* [EXERCISE AIM]:
Do not copy the pictures; transcribe all other material exactly.

* [Dataset excerpts]:
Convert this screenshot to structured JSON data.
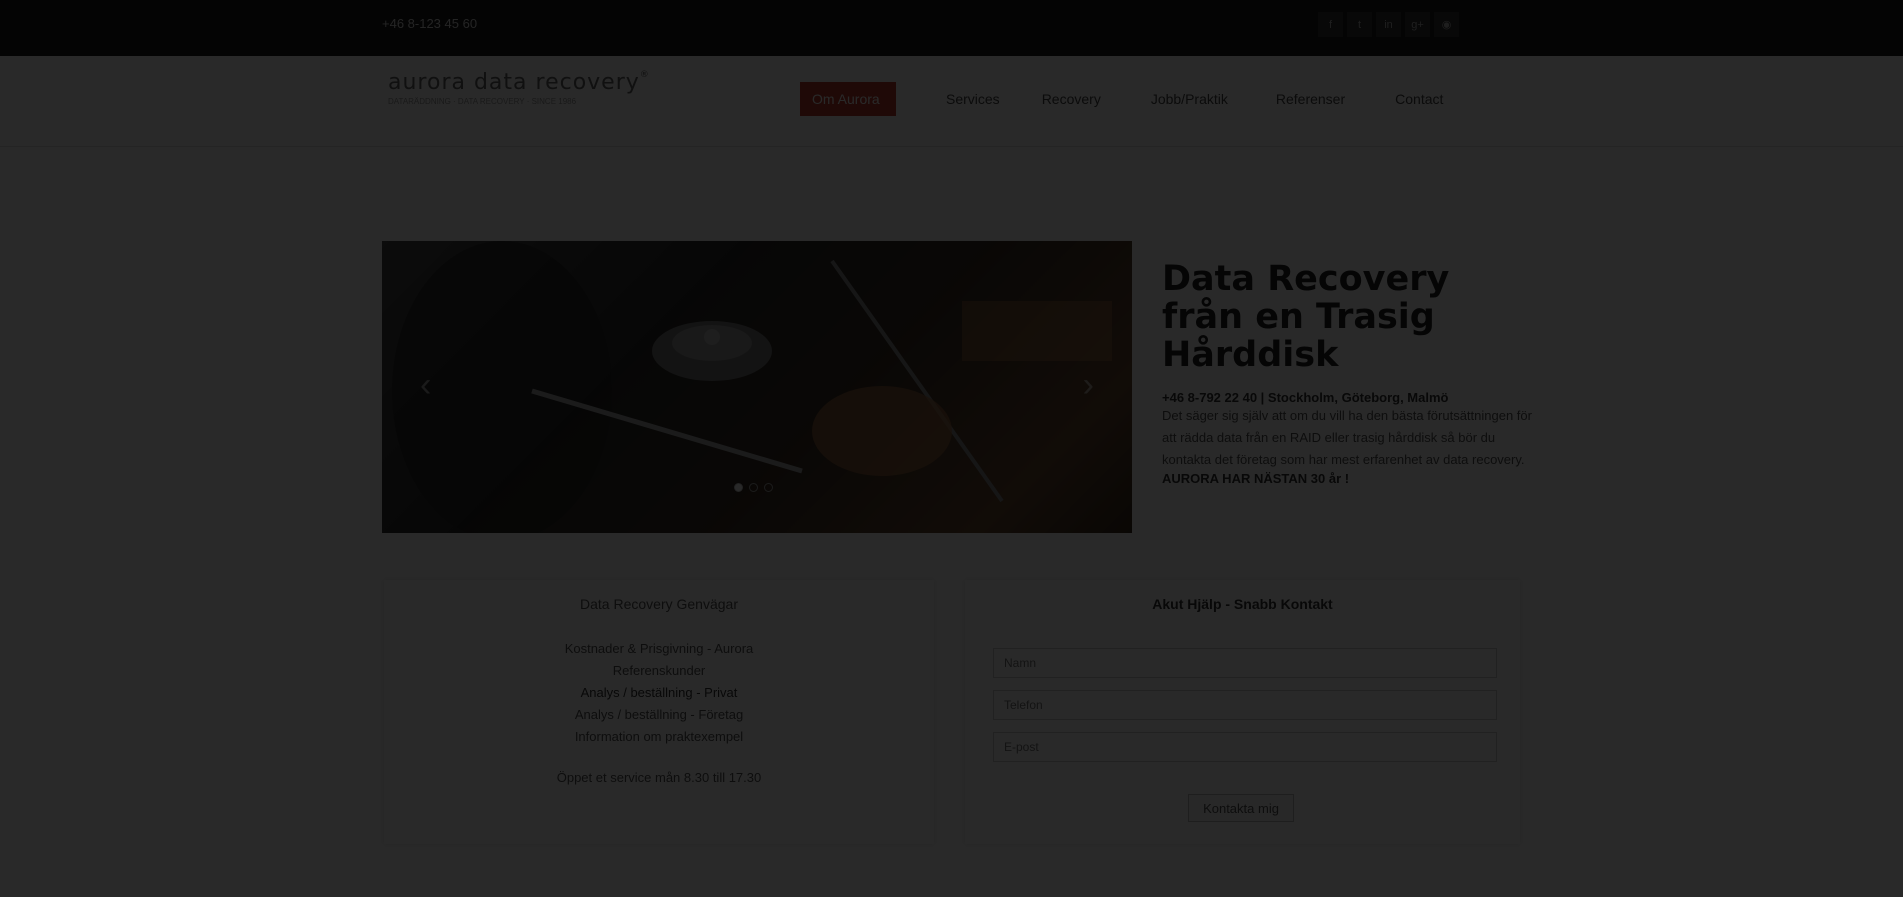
{
  "topbar": {
    "phone": "+46 8-123 45 60",
    "social_icons": [
      "facebook-icon",
      "twitter-icon",
      "linkedin-icon",
      "google-icon",
      "rss-icon"
    ]
  },
  "header": {
    "logo_main": "aurora data recovery",
    "logo_reg": "®",
    "logo_sub": "DATARÄDDNING · DATA RECOVERY · SINCE 1986"
  },
  "nav": {
    "items": [
      {
        "label": "Om Aurora"
      },
      {
        "label": "Services"
      },
      {
        "label": "Recovery"
      },
      {
        "label": "Jobb/Praktik"
      },
      {
        "label": "Referenser"
      },
      {
        "label": "Contact"
      }
    ],
    "active_index": 0,
    "accent": "#c0392b"
  },
  "slider": {
    "prev": "‹",
    "next": "›",
    "slide_count": 3,
    "active_slide": 0
  },
  "hero": {
    "title": "Data Recovery från en Trasig Hårddisk",
    "contact": "+46 8-792 22 40 | Stockholm, Göteborg, Malmö",
    "paragraph": "Det säger sig själv att om du vill ha den bästa förutsättningen för att rädda data från en RAID eller trasig hårddisk så bör du kontakta det företag som har mest erfarenhet av data recovery.",
    "tagline": "AURORA HAR NÄSTAN 30 år !"
  },
  "left_panel": {
    "title": "Data Recovery Genvägar",
    "links": [
      "Kostnader & Prisgivning - Aurora",
      "Referenskunder",
      "Analys / beställning - Privat",
      "Analys / beställning - Företag",
      "Information om praktexempel"
    ],
    "hours": "Öppet et service mån 8.30 till 17.30"
  },
  "right_panel": {
    "title": "Akut Hjälp - Snabb Kontakt",
    "name_placeholder": "Namn",
    "phone_placeholder": "Telefon",
    "email_placeholder": "E-post",
    "submit": "Kontakta mig"
  },
  "colors": {
    "topbar_bg": "#1a1a1a",
    "overlay": "rgba(0,0,0,0.84)"
  }
}
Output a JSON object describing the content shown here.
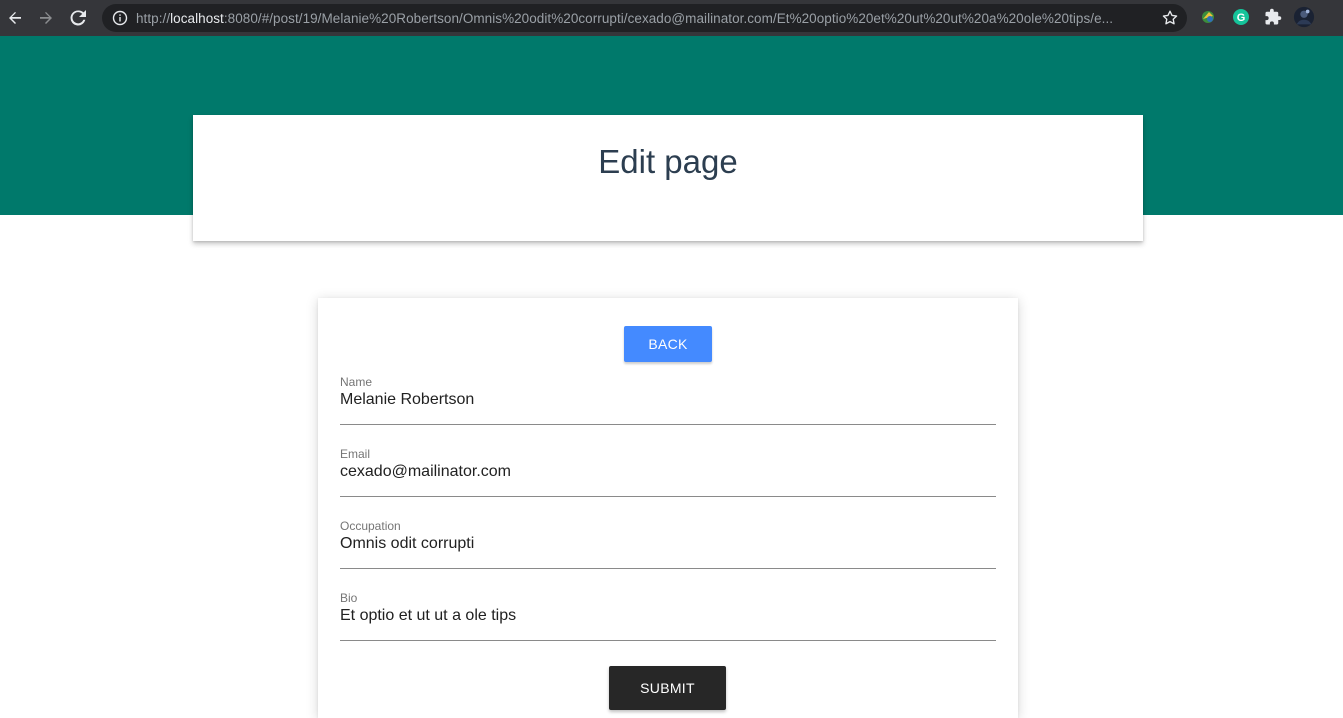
{
  "browser": {
    "url_prefix": "http://",
    "url_host": "localhost",
    "url_rest": ":8080/#/post/19/Melanie%20Robertson/Omnis%20odit%20corrupti/cexado@mailinator.com/Et%20optio%20et%20ut%20ut%20a%20ole%20tips/e...",
    "icons": [
      "back-arrow-icon",
      "forward-arrow-icon",
      "reload-icon",
      "info-icon",
      "bookmark-star-icon",
      "extension-icon",
      "grammarly-icon",
      "extensions-puzzle-icon",
      "profile-avatar-icon"
    ]
  },
  "colors": {
    "hero": "#00796b",
    "back_button": "#448aff",
    "submit_button": "#272727",
    "title_text": "#2c3e50"
  },
  "header": {
    "title": "Edit page"
  },
  "form": {
    "back_label": "BACK",
    "fields": [
      {
        "label": "Name",
        "value": "Melanie Robertson"
      },
      {
        "label": "Email",
        "value": "cexado@mailinator.com"
      },
      {
        "label": "Occupation",
        "value": "Omnis odit corrupti"
      },
      {
        "label": "Bio",
        "value": "Et optio et ut ut a ole tips"
      }
    ],
    "submit_label": "SUBMIT"
  }
}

* [EXERCISE OUTPUT]:
Convert this screenshot to structured JSON data.
{
  "topbar": {
    "phone": "+46 8-123 45 60",
    "social_icons": [
      "facebook-icon",
      "twitter-icon",
      "linkedin-icon",
      "google-icon",
      "rss-icon"
    ]
  },
  "header": {
    "logo_main": "aurora data recovery",
    "logo_reg": "®",
    "logo_sub": "DATARÄDDNING · DATA RECOVERY · SINCE 1986"
  },
  "nav": {
    "items": [
      {
        "label": "Om Aurora"
      },
      {
        "label": "Services"
      },
      {
        "label": "Recovery"
      },
      {
        "label": "Jobb/Praktik"
      },
      {
        "label": "Referenser"
      },
      {
        "label": "Contact"
      }
    ],
    "active_index": 0,
    "accent": "#c0392b"
  },
  "slider": {
    "prev": "‹",
    "next": "›",
    "slide_count": 3,
    "active_slide": 0
  },
  "hero": {
    "title": "Data Recovery från en Trasig Hårddisk",
    "contact": "+46 8-792 22 40 | Stockholm, Göteborg, Malmö",
    "paragraph": "Det säger sig själv att om du vill ha den bästa förutsättningen för att rädda data från en RAID eller trasig hårddisk så bör du kontakta det företag som har mest erfarenhet av data recovery.",
    "tagline": "AURORA HAR NÄSTAN 30 år !"
  },
  "left_panel": {
    "title": "Data Recovery Genvägar",
    "links": [
      "Kostnader & Prisgivning - Aurora",
      "Referenskunder",
      "Analys / beställning - Privat",
      "Analys / beställning - Företag",
      "Information om praktexempel"
    ],
    "hours": "Öppet et service mån 8.30 till 17.30"
  },
  "right_panel": {
    "title": "Akut Hjälp - Snabb Kontakt",
    "name_placeholder": "Namn",
    "phone_placeholder": "Telefon",
    "email_placeholder": "E-post",
    "submit": "Kontakta mig"
  },
  "colors": {
    "topbar_bg": "#1a1a1a",
    "overlay": "rgba(0,0,0,0.84)"
  }
}
Output a JSON object describing the content shown here.
{
  "browser": {
    "url_prefix": "http://",
    "url_host": "localhost",
    "url_rest": ":8080/#/post/19/Melanie%20Robertson/Omnis%20odit%20corrupti/cexado@mailinator.com/Et%20optio%20et%20ut%20ut%20a%20ole%20tips/e...",
    "icons": [
      "back-arrow-icon",
      "forward-arrow-icon",
      "reload-icon",
      "info-icon",
      "bookmark-star-icon",
      "extension-icon",
      "grammarly-icon",
      "extensions-puzzle-icon",
      "profile-avatar-icon"
    ]
  },
  "colors": {
    "hero": "#00796b",
    "back_button": "#448aff",
    "submit_button": "#272727",
    "title_text": "#2c3e50"
  },
  "header": {
    "title": "Edit page"
  },
  "form": {
    "back_label": "BACK",
    "fields": [
      {
        "label": "Name",
        "value": "Melanie Robertson"
      },
      {
        "label": "Email",
        "value": "cexado@mailinator.com"
      },
      {
        "label": "Occupation",
        "value": "Omnis odit corrupti"
      },
      {
        "label": "Bio",
        "value": "Et optio et ut ut a ole tips"
      }
    ],
    "submit_label": "SUBMIT"
  }
}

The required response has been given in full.